▶ **Directions**
From the listing below, copy the lines verbatim, starting at the line that contains "list all visible" and ending after the line that contains "chevron-right-icon <box>182 442 187 450</box>".

▶ **Extracted records**
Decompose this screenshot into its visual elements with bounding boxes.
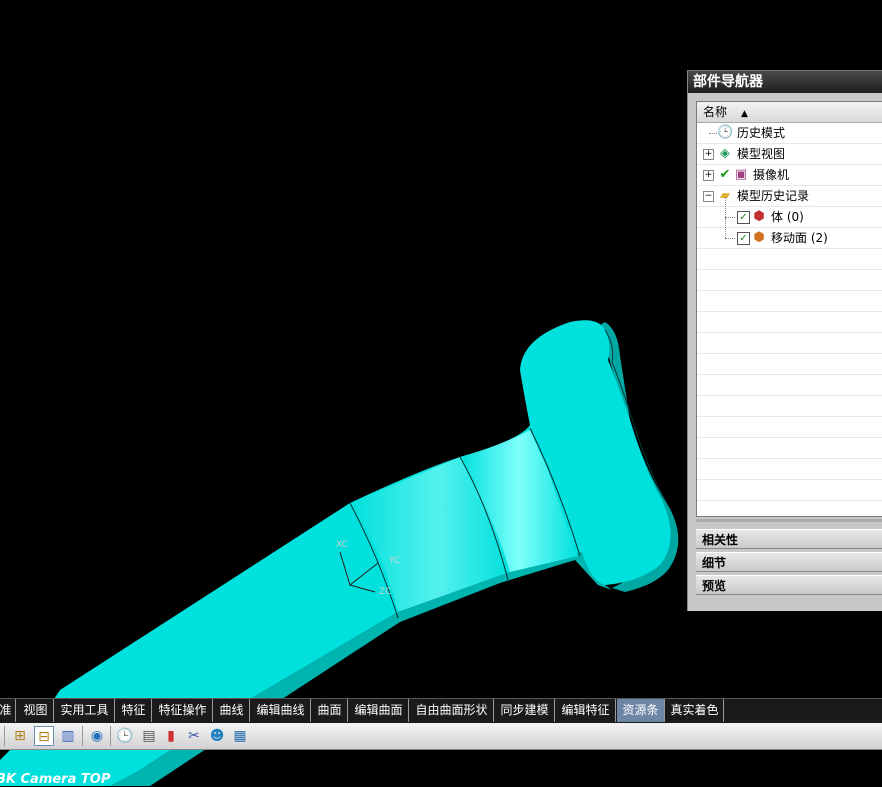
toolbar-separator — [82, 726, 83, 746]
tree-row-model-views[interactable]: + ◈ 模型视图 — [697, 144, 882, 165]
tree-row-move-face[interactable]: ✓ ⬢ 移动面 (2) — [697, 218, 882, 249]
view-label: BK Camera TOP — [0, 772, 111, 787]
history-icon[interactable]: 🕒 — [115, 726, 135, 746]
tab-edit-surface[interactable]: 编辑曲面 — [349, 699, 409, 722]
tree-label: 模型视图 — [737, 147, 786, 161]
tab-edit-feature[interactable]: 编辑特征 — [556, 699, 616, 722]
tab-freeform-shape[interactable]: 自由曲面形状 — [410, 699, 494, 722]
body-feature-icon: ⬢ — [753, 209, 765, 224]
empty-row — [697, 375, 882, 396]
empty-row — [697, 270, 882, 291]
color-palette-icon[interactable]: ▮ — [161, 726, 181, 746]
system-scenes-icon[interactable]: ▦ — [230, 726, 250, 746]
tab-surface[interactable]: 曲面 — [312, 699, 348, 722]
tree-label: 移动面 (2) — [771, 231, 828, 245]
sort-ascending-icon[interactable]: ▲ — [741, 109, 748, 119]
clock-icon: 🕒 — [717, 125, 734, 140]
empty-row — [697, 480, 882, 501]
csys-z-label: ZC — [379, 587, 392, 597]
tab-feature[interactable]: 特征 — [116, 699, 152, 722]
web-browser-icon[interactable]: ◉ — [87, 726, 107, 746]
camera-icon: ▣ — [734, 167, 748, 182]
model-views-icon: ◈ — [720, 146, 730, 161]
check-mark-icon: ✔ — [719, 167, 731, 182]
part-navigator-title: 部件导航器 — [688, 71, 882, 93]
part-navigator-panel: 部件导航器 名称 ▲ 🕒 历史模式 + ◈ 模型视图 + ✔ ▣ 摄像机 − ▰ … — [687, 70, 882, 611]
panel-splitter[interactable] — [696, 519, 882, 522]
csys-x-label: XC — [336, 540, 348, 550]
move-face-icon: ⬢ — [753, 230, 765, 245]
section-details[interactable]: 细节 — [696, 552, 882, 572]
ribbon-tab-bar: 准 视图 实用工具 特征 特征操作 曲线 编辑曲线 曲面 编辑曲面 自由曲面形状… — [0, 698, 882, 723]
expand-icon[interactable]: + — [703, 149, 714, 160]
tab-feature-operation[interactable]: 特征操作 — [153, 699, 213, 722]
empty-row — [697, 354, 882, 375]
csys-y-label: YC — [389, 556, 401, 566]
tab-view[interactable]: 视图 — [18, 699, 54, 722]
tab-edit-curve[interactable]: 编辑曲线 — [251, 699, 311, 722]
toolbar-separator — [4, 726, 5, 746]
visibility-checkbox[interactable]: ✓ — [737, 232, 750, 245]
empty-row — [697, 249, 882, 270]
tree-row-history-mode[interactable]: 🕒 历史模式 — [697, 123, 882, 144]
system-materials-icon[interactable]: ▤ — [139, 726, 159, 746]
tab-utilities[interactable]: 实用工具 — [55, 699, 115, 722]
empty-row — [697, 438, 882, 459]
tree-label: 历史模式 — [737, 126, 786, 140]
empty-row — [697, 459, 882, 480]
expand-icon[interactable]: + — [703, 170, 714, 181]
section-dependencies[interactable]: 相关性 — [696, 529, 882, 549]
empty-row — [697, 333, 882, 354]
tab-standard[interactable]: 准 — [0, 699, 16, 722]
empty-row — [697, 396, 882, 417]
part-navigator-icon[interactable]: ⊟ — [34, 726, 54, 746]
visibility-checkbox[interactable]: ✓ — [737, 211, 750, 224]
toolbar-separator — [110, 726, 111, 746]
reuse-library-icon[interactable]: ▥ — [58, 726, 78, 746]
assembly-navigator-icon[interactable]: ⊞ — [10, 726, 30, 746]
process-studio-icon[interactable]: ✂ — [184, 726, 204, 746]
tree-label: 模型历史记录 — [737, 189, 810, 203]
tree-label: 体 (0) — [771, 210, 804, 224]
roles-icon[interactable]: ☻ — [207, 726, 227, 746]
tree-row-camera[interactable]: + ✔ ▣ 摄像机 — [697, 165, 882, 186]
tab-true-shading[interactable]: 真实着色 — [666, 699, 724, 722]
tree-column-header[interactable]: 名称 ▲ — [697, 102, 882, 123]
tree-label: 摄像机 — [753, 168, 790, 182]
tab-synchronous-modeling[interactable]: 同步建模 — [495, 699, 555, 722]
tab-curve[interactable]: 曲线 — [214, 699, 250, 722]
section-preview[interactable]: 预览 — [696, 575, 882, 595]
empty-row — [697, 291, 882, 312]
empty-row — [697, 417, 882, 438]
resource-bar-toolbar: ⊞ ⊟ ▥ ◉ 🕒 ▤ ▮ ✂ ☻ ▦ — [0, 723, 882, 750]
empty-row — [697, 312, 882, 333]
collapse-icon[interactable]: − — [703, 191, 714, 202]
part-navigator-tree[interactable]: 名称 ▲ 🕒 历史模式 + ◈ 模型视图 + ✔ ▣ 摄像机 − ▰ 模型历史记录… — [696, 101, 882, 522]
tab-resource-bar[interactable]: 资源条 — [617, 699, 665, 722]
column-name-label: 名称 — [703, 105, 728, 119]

...

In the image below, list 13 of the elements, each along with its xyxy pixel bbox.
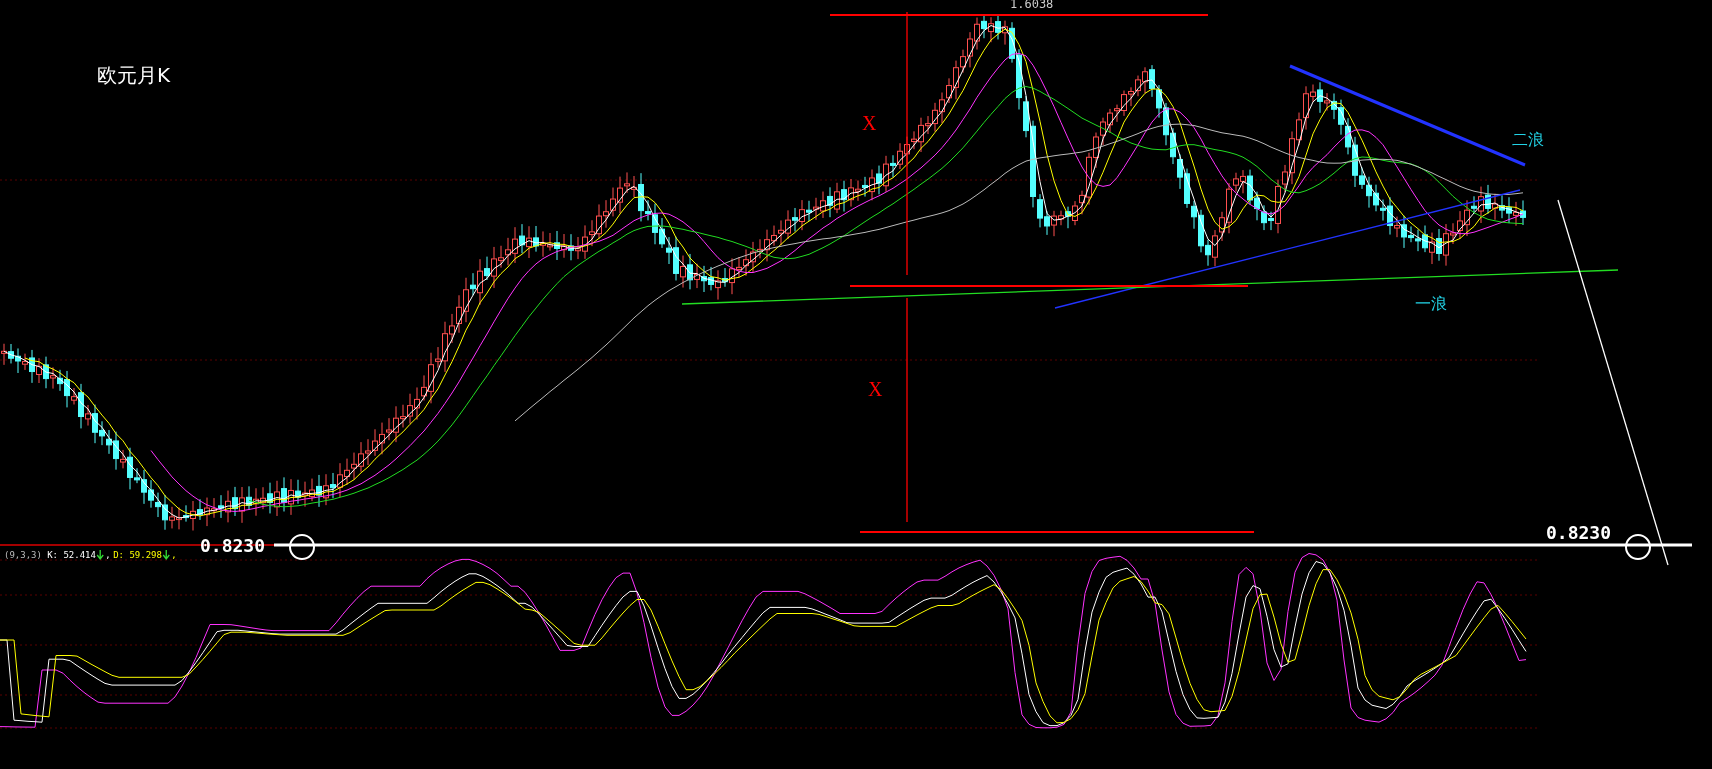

...

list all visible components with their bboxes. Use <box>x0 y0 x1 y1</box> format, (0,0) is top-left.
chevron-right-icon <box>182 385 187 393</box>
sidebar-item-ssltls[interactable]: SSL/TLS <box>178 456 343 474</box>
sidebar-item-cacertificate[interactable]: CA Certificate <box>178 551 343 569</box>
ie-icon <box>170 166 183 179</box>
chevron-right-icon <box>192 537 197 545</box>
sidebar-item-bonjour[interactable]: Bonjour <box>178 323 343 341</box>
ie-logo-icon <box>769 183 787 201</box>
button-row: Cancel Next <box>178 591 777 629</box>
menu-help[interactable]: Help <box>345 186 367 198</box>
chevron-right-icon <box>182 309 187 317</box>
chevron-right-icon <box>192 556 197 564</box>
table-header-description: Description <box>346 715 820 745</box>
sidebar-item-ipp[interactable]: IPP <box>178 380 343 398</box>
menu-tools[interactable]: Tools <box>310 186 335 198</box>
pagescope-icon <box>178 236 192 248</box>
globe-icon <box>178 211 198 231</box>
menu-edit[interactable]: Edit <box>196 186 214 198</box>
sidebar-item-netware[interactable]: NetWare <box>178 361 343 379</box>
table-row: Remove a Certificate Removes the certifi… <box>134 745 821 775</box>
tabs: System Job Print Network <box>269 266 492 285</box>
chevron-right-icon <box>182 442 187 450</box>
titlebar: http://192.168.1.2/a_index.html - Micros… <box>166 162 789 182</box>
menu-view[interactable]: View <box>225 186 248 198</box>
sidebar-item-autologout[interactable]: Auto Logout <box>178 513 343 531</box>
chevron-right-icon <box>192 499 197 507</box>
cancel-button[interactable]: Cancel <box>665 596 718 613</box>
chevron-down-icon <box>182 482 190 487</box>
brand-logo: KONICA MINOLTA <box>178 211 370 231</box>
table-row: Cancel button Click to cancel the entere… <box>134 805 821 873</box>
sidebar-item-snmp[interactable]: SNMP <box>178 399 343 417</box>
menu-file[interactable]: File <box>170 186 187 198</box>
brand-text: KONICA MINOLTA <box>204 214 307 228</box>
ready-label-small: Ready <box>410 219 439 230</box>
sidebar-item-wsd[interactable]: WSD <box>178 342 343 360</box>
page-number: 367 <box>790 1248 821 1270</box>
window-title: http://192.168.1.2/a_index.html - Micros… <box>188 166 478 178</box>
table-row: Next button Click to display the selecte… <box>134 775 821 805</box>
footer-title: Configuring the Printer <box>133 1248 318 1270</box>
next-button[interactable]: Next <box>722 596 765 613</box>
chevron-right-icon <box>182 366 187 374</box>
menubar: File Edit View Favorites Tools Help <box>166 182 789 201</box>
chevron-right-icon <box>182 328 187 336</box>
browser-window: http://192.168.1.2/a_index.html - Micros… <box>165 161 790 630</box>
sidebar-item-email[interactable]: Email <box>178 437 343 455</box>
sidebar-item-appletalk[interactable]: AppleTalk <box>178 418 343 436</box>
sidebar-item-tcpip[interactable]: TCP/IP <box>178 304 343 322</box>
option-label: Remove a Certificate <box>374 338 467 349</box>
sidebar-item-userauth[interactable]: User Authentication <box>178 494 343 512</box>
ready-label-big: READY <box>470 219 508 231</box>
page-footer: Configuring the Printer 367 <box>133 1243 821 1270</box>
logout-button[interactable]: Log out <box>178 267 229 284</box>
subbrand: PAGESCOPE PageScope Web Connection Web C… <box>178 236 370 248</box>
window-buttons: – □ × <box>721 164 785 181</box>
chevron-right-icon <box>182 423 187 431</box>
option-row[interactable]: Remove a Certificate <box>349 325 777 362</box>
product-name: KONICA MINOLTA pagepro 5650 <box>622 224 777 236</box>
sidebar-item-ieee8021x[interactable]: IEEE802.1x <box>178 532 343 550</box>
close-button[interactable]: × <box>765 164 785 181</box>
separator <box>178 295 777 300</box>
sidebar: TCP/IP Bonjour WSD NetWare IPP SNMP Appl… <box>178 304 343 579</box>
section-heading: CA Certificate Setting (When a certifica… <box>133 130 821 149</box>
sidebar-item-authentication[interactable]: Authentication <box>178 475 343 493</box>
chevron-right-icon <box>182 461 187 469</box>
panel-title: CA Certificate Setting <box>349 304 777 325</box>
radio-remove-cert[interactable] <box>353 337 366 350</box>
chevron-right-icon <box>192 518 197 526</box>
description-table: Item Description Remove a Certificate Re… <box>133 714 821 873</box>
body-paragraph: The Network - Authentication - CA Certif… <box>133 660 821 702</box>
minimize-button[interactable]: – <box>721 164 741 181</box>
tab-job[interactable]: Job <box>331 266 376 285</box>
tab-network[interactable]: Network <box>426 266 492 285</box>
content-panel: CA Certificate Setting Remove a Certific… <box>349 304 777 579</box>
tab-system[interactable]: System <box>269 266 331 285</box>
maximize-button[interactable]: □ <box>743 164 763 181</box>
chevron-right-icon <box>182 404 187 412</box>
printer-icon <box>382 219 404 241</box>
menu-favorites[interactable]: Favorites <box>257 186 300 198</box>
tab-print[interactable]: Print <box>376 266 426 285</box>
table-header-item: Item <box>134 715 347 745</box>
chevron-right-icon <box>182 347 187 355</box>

▶ **Correct answer**
list all visible components with their bboxes. Use <box>x0 y0 x1 y1</box> format, (0,0) is top-left.
chevron-right-icon <box>182 385 187 393</box>
sidebar-item-ssltls[interactable]: SSL/TLS <box>178 456 343 474</box>
sidebar-item-cacertificate[interactable]: CA Certificate <box>178 551 343 569</box>
ie-icon <box>170 166 183 179</box>
chevron-right-icon <box>192 537 197 545</box>
sidebar-item-bonjour[interactable]: Bonjour <box>178 323 343 341</box>
ie-logo-icon <box>769 183 787 201</box>
button-row: Cancel Next <box>178 591 777 629</box>
menu-help[interactable]: Help <box>345 186 367 198</box>
chevron-right-icon <box>182 309 187 317</box>
chevron-right-icon <box>192 556 197 564</box>
table-header-description: Description <box>346 715 820 745</box>
sidebar-item-ipp[interactable]: IPP <box>178 380 343 398</box>
menu-tools[interactable]: Tools <box>310 186 335 198</box>
pagescope-icon <box>178 236 192 248</box>
globe-icon <box>178 211 198 231</box>
menu-edit[interactable]: Edit <box>196 186 214 198</box>
sidebar-item-netware[interactable]: NetWare <box>178 361 343 379</box>
table-row: Remove a Certificate Removes the certifi… <box>134 745 821 775</box>
tabs: System Job Print Network <box>269 266 492 285</box>
chevron-right-icon <box>182 442 187 450</box>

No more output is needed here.